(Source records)
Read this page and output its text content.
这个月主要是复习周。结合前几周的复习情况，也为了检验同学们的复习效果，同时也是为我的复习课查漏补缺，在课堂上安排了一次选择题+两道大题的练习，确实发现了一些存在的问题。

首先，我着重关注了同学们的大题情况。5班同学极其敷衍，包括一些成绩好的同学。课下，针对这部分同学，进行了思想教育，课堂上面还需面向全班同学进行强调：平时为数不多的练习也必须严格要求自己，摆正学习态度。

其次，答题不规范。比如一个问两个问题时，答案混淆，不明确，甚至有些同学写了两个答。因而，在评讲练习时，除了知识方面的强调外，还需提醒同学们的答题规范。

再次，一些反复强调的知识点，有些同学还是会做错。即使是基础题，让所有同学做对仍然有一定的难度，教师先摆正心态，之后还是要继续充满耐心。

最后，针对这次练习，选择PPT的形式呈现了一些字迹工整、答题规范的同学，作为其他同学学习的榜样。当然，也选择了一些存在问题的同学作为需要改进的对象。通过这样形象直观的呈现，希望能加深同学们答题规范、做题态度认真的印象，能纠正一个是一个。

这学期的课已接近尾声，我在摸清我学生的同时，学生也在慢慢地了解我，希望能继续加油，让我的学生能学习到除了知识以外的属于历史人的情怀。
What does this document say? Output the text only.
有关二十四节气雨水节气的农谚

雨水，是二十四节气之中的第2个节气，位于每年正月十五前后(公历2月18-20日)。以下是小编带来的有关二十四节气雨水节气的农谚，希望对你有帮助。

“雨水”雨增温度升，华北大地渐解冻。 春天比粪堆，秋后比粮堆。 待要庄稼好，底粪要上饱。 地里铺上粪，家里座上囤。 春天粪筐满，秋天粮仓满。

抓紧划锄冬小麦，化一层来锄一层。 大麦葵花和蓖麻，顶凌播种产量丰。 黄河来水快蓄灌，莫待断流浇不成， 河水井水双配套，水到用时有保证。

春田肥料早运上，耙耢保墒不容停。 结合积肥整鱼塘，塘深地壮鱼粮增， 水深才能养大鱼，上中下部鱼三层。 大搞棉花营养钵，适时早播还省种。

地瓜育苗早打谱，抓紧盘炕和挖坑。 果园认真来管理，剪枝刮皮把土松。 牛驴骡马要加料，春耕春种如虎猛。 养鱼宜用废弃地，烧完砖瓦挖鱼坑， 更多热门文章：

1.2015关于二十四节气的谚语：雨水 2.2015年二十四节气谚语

Requirement
Exactly as shown above, return every record.

Response
Read this page and output its text content.
这个月主要是复习周。结合前几周的复习情况，也为了检验同学们的复习效果，同时也是为我的复习课查漏补缺，在课堂上安排了一次选择题+两道大题的练习，确实发现了一些存在的问题。

首先，我着重关注了同学们的大题情况。5班同学极其敷衍，包括一些成绩好的同学。课下，针对这部分同学，进行了思想教育，课堂上面还需面向全班同学进行强调：平时为数不多的练习也必须严格要求自己，摆正学习态度。

其次，答题不规范。比如一个问两个问题时，答案混淆，不明确，甚至有些同学写了两个答。因而，在评讲练习时，除了知识方面的强调外，还需提醒同学们的答题规范。

再次，一些反复强调的知识点，有些同学还是会做错。即使是基础题，让所有同学做对仍然有一定的难度，教师先摆正心态，之后还是要继续充满耐心。

最后，针对这次练习，选择PPT的形式呈现了一些字迹工整、答题规范的同学，作为其他同学学习的榜样。当然，也选择了一些存在问题的同学作为需要改进的对象。通过这样形象直观的呈现，希望能加深同学们答题规范、做题态度认真的印象，能纠正一个是一个。

这学期的课已接近尾声，我在摸清我学生的同时，学生也在慢慢地了解我，希望能继续加油，让我的学生能学习到除了知识以外的属于历史人的情怀。
What does this document say? Output the text only.
有关二十四节气雨水节气的农谚

雨水，是二十四节气之中的第2个节气，位于每年正月十五前后(公历2月18-20日)。以下是小编带来的有关二十四节气雨水节气的农谚，希望对你有帮助。

“雨水”雨增温度升，华北大地渐解冻。 春天比粪堆，秋后比粮堆。 待要庄稼好，底粪要上饱。 地里铺上粪，家里座上囤。 春天粪筐满，秋天粮仓满。

抓紧划锄冬小麦，化一层来锄一层。 大麦葵花和蓖麻，顶凌播种产量丰。 黄河来水快蓄灌，莫待断流浇不成， 河水井水双配套，水到用时有保证。

春田肥料早运上，耙耢保墒不容停。 结合积肥整鱼塘，塘深地壮鱼粮增， 水深才能养大鱼，上中下部鱼三层。 大搞棉花营养钵，适时早播还省种。

地瓜育苗早打谱，抓紧盘炕和挖坑。 果园认真来管理，剪枝刮皮把土松。 牛驴骡马要加料，春耕春种如虎猛。 养鱼宜用废弃地，烧完砖瓦挖鱼坑， 更多热门文章：

1.2015关于二十四节气的谚语：雨水 2.2015年二十四节气谚语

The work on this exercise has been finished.